▶ GIVEN INSTRUCTION:
Output all the entries word for word. Omit the pictures.

▶ GIVEN ENTRIES:
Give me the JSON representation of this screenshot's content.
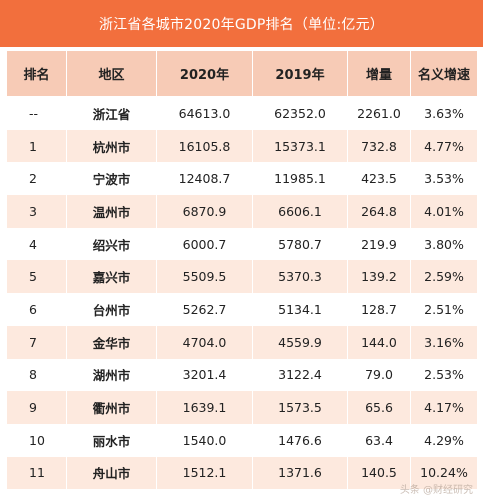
{
  "title": "浙江省各城市2020年GDP排名（单位:亿元）",
  "headers": {
    "rank": "排名",
    "region": "地区",
    "y2020": "2020年",
    "y2019": "2019年",
    "increase": "增量",
    "growth": "名义增速"
  },
  "rows": [
    {
      "rank": "--",
      "region": "浙江省",
      "y2020": "64613.0",
      "y2019": "62352.0",
      "increase": "2261.0",
      "growth": "3.63%"
    },
    {
      "rank": "1",
      "region": "杭州市",
      "y2020": "16105.8",
      "y2019": "15373.1",
      "increase": "732.8",
      "growth": "4.77%"
    },
    {
      "rank": "2",
      "region": "宁波市",
      "y2020": "12408.7",
      "y2019": "11985.1",
      "increase": "423.5",
      "growth": "3.53%"
    },
    {
      "rank": "3",
      "region": "温州市",
      "y2020": "6870.9",
      "y2019": "6606.1",
      "increase": "264.8",
      "growth": "4.01%"
    },
    {
      "rank": "4",
      "region": "绍兴市",
      "y2020": "6000.7",
      "y2019": "5780.7",
      "increase": "219.9",
      "growth": "3.80%"
    },
    {
      "rank": "5",
      "region": "嘉兴市",
      "y2020": "5509.5",
      "y2019": "5370.3",
      "increase": "139.2",
      "growth": "2.59%"
    },
    {
      "rank": "6",
      "region": "台州市",
      "y2020": "5262.7",
      "y2019": "5134.1",
      "increase": "128.7",
      "growth": "2.51%"
    },
    {
      "rank": "7",
      "region": "金华市",
      "y2020": "4704.0",
      "y2019": "4559.9",
      "increase": "144.0",
      "growth": "3.16%"
    },
    {
      "rank": "8",
      "region": "湖州市",
      "y2020": "3201.4",
      "y2019": "3122.4",
      "increase": "79.0",
      "growth": "2.53%"
    },
    {
      "rank": "9",
      "region": "衢州市",
      "y2020": "1639.1",
      "y2019": "1573.5",
      "increase": "65.6",
      "growth": "4.17%"
    },
    {
      "rank": "10",
      "region": "丽水市",
      "y2020": "1540.0",
      "y2019": "1476.6",
      "increase": "63.4",
      "growth": "4.29%"
    },
    {
      "rank": "11",
      "region": "舟山市",
      "y2020": "1512.1",
      "y2019": "1371.6",
      "increase": "140.5",
      "growth": "10.24%"
    }
  ],
  "watermark": "头条 @财经研究",
  "colors": {
    "title_bar": "#f26f3d",
    "header_bg": "#f7cbb6",
    "alt_row_bg": "#fde9de"
  }
}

▶ RESPONSE TO THE TASK:
Give me the JSON representation of this screenshot's content.
{
  "title": "浙江省各城市2020年GDP排名（单位:亿元）",
  "headers": {
    "rank": "排名",
    "region": "地区",
    "y2020": "2020年",
    "y2019": "2019年",
    "increase": "增量",
    "growth": "名义增速"
  },
  "rows": [
    {
      "rank": "--",
      "region": "浙江省",
      "y2020": "64613.0",
      "y2019": "62352.0",
      "increase": "2261.0",
      "growth": "3.63%"
    },
    {
      "rank": "1",
      "region": "杭州市",
      "y2020": "16105.8",
      "y2019": "15373.1",
      "increase": "732.8",
      "growth": "4.77%"
    },
    {
      "rank": "2",
      "region": "宁波市",
      "y2020": "12408.7",
      "y2019": "11985.1",
      "increase": "423.5",
      "growth": "3.53%"
    },
    {
      "rank": "3",
      "region": "温州市",
      "y2020": "6870.9",
      "y2019": "6606.1",
      "increase": "264.8",
      "growth": "4.01%"
    },
    {
      "rank": "4",
      "region": "绍兴市",
      "y2020": "6000.7",
      "y2019": "5780.7",
      "increase": "219.9",
      "growth": "3.80%"
    },
    {
      "rank": "5",
      "region": "嘉兴市",
      "y2020": "5509.5",
      "y2019": "5370.3",
      "increase": "139.2",
      "growth": "2.59%"
    },
    {
      "rank": "6",
      "region": "台州市",
      "y2020": "5262.7",
      "y2019": "5134.1",
      "increase": "128.7",
      "growth": "2.51%"
    },
    {
      "rank": "7",
      "region": "金华市",
      "y2020": "4704.0",
      "y2019": "4559.9",
      "increase": "144.0",
      "growth": "3.16%"
    },
    {
      "rank": "8",
      "region": "湖州市",
      "y2020": "3201.4",
      "y2019": "3122.4",
      "increase": "79.0",
      "growth": "2.53%"
    },
    {
      "rank": "9",
      "region": "衢州市",
      "y2020": "1639.1",
      "y2019": "1573.5",
      "increase": "65.6",
      "growth": "4.17%"
    },
    {
      "rank": "10",
      "region": "丽水市",
      "y2020": "1540.0",
      "y2019": "1476.6",
      "increase": "63.4",
      "growth": "4.29%"
    },
    {
      "rank": "11",
      "region": "舟山市",
      "y2020": "1512.1",
      "y2019": "1371.6",
      "increase": "140.5",
      "growth": "10.24%"
    }
  ],
  "watermark": "头条 @财经研究",
  "colors": {
    "title_bar": "#f26f3d",
    "header_bg": "#f7cbb6",
    "alt_row_bg": "#fde9de"
  }
}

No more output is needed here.